Exercise goal:
Transcribe all of the material below word for word and leave out its pictures.

Records provided:
⁂
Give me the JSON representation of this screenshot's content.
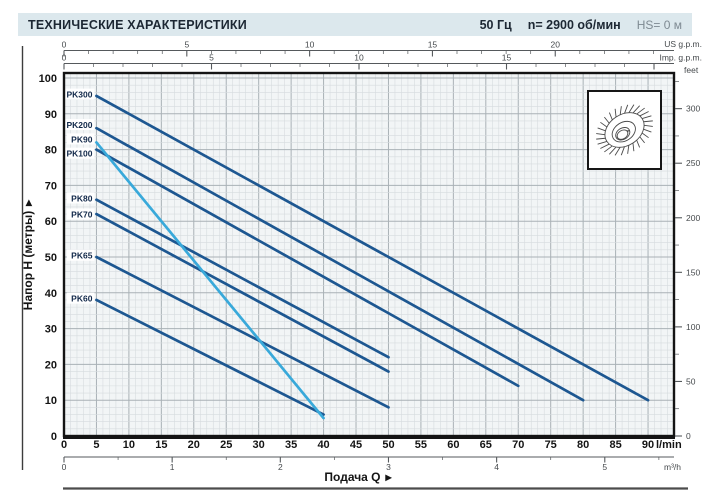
{
  "header": {
    "title": "ТЕХНИЧЕСКИЕ ХАРАКТЕРИСТИКИ",
    "frequency": "50 Гц",
    "speed": "n= 2900 об/мин",
    "suction_head": "HS= 0 м"
  },
  "chart_data": {
    "type": "line",
    "title": "Pump performance curves PK series",
    "xlabel": "Подача Q",
    "ylabel": "Напор H (метры)",
    "arrow_glyph": "▸",
    "grid": "on",
    "x_axis": {
      "unit": "l/min",
      "min": 0,
      "max": 90,
      "major_step": 5,
      "minor_step": 1,
      "tick_labels": [
        0,
        5,
        10,
        15,
        20,
        25,
        30,
        35,
        40,
        45,
        50,
        55,
        60,
        65,
        70,
        75,
        80,
        85,
        90
      ]
    },
    "y_axis": {
      "unit": "метры",
      "min": 0,
      "max": 100,
      "major_step": 10,
      "minor_step": 2,
      "tick_labels": [
        0,
        10,
        20,
        30,
        40,
        50,
        60,
        70,
        80,
        90,
        100
      ]
    },
    "top_axes": [
      {
        "name": "US g.p.m.",
        "lmin_per_unit": 3.785,
        "major_step": 5,
        "minor_step": 1,
        "tick_labels": [
          0,
          5,
          10,
          15,
          20
        ]
      },
      {
        "name": "Imp. g.p.m.",
        "lmin_per_unit": 4.546,
        "major_step": 5,
        "minor_step": 1,
        "tick_labels": [
          0,
          5,
          10,
          15
        ]
      }
    ],
    "right_axis": {
      "name": "feet",
      "m_per_unit": 0.3048,
      "major_step": 50,
      "minor_step": 25,
      "tick_labels": [
        0,
        50,
        100,
        150,
        200,
        250,
        300
      ]
    },
    "bottom_axis": {
      "name": "m³/h",
      "lmin_per_unit": 16.667,
      "major_step": 1,
      "minor_step": 0.5,
      "tick_labels": [
        0,
        1,
        2,
        3,
        4,
        5
      ]
    },
    "series": [
      {
        "name": "PK300",
        "color": "#1d5791",
        "label_h": 95.5,
        "points": [
          [
            5,
            95
          ],
          [
            90,
            10
          ]
        ]
      },
      {
        "name": "PK200",
        "color": "#1d5791",
        "label_h": 87,
        "points": [
          [
            5,
            86
          ],
          [
            80,
            10
          ]
        ]
      },
      {
        "name": "PK90",
        "color": "#39a9da",
        "label_h": 83,
        "points": [
          [
            5,
            82
          ],
          [
            40,
            5
          ]
        ]
      },
      {
        "name": "PK100",
        "color": "#1d5791",
        "label_h": 79,
        "points": [
          [
            5,
            80
          ],
          [
            70,
            14
          ]
        ]
      },
      {
        "name": "PK80",
        "color": "#1d5791",
        "label_h": 66.5,
        "points": [
          [
            5,
            66
          ],
          [
            50,
            22
          ]
        ]
      },
      {
        "name": "PK70",
        "color": "#1d5791",
        "label_h": 62,
        "points": [
          [
            5,
            62
          ],
          [
            50,
            18
          ]
        ]
      },
      {
        "name": "PK65",
        "color": "#1d5791",
        "label_h": 50.5,
        "points": [
          [
            5,
            50
          ],
          [
            50,
            8
          ]
        ]
      },
      {
        "name": "PK60",
        "color": "#1d5791",
        "label_h": 38.5,
        "points": [
          [
            5,
            38
          ],
          [
            40,
            6
          ]
        ]
      }
    ],
    "series_label_q": 5,
    "inset": {
      "name": "impeller-drawing"
    }
  },
  "colors": {
    "curve_navy": "#1d5791",
    "curve_cyan": "#39a9da",
    "header_bg": "#dce8ed",
    "plot_bg": "#f2f5f6",
    "grid_minor": "#d6dbde",
    "grid_major": "#a9b1b6",
    "border": "#141414"
  }
}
⁂
In response:
Give me the JSON representation of this screenshot's content.
{
  "header": {
    "title": "ТЕХНИЧЕСКИЕ ХАРАКТЕРИСТИКИ",
    "frequency": "50 Гц",
    "speed": "n= 2900 об/мин",
    "suction_head": "HS= 0 м"
  },
  "chart_data": {
    "type": "line",
    "title": "Pump performance curves PK series",
    "xlabel": "Подача Q",
    "ylabel": "Напор H (метры)",
    "arrow_glyph": "▸",
    "grid": "on",
    "x_axis": {
      "unit": "l/min",
      "min": 0,
      "max": 90,
      "major_step": 5,
      "minor_step": 1,
      "tick_labels": [
        0,
        5,
        10,
        15,
        20,
        25,
        30,
        35,
        40,
        45,
        50,
        55,
        60,
        65,
        70,
        75,
        80,
        85,
        90
      ]
    },
    "y_axis": {
      "unit": "метры",
      "min": 0,
      "max": 100,
      "major_step": 10,
      "minor_step": 2,
      "tick_labels": [
        0,
        10,
        20,
        30,
        40,
        50,
        60,
        70,
        80,
        90,
        100
      ]
    },
    "top_axes": [
      {
        "name": "US g.p.m.",
        "lmin_per_unit": 3.785,
        "major_step": 5,
        "minor_step": 1,
        "tick_labels": [
          0,
          5,
          10,
          15,
          20
        ]
      },
      {
        "name": "Imp. g.p.m.",
        "lmin_per_unit": 4.546,
        "major_step": 5,
        "minor_step": 1,
        "tick_labels": [
          0,
          5,
          10,
          15
        ]
      }
    ],
    "right_axis": {
      "name": "feet",
      "m_per_unit": 0.3048,
      "major_step": 50,
      "minor_step": 25,
      "tick_labels": [
        0,
        50,
        100,
        150,
        200,
        250,
        300
      ]
    },
    "bottom_axis": {
      "name": "m³/h",
      "lmin_per_unit": 16.667,
      "major_step": 1,
      "minor_step": 0.5,
      "tick_labels": [
        0,
        1,
        2,
        3,
        4,
        5
      ]
    },
    "series": [
      {
        "name": "PK300",
        "color": "#1d5791",
        "label_h": 95.5,
        "points": [
          [
            5,
            95
          ],
          [
            90,
            10
          ]
        ]
      },
      {
        "name": "PK200",
        "color": "#1d5791",
        "label_h": 87,
        "points": [
          [
            5,
            86
          ],
          [
            80,
            10
          ]
        ]
      },
      {
        "name": "PK90",
        "color": "#39a9da",
        "label_h": 83,
        "points": [
          [
            5,
            82
          ],
          [
            40,
            5
          ]
        ]
      },
      {
        "name": "PK100",
        "color": "#1d5791",
        "label_h": 79,
        "points": [
          [
            5,
            80
          ],
          [
            70,
            14
          ]
        ]
      },
      {
        "name": "PK80",
        "color": "#1d5791",
        "label_h": 66.5,
        "points": [
          [
            5,
            66
          ],
          [
            50,
            22
          ]
        ]
      },
      {
        "name": "PK70",
        "color": "#1d5791",
        "label_h": 62,
        "points": [
          [
            5,
            62
          ],
          [
            50,
            18
          ]
        ]
      },
      {
        "name": "PK65",
        "color": "#1d5791",
        "label_h": 50.5,
        "points": [
          [
            5,
            50
          ],
          [
            50,
            8
          ]
        ]
      },
      {
        "name": "PK60",
        "color": "#1d5791",
        "label_h": 38.5,
        "points": [
          [
            5,
            38
          ],
          [
            40,
            6
          ]
        ]
      }
    ],
    "series_label_q": 5,
    "inset": {
      "name": "impeller-drawing"
    }
  },
  "colors": {
    "curve_navy": "#1d5791",
    "curve_cyan": "#39a9da",
    "header_bg": "#dce8ed",
    "plot_bg": "#f2f5f6",
    "grid_minor": "#d6dbde",
    "grid_major": "#a9b1b6",
    "border": "#141414"
  }
}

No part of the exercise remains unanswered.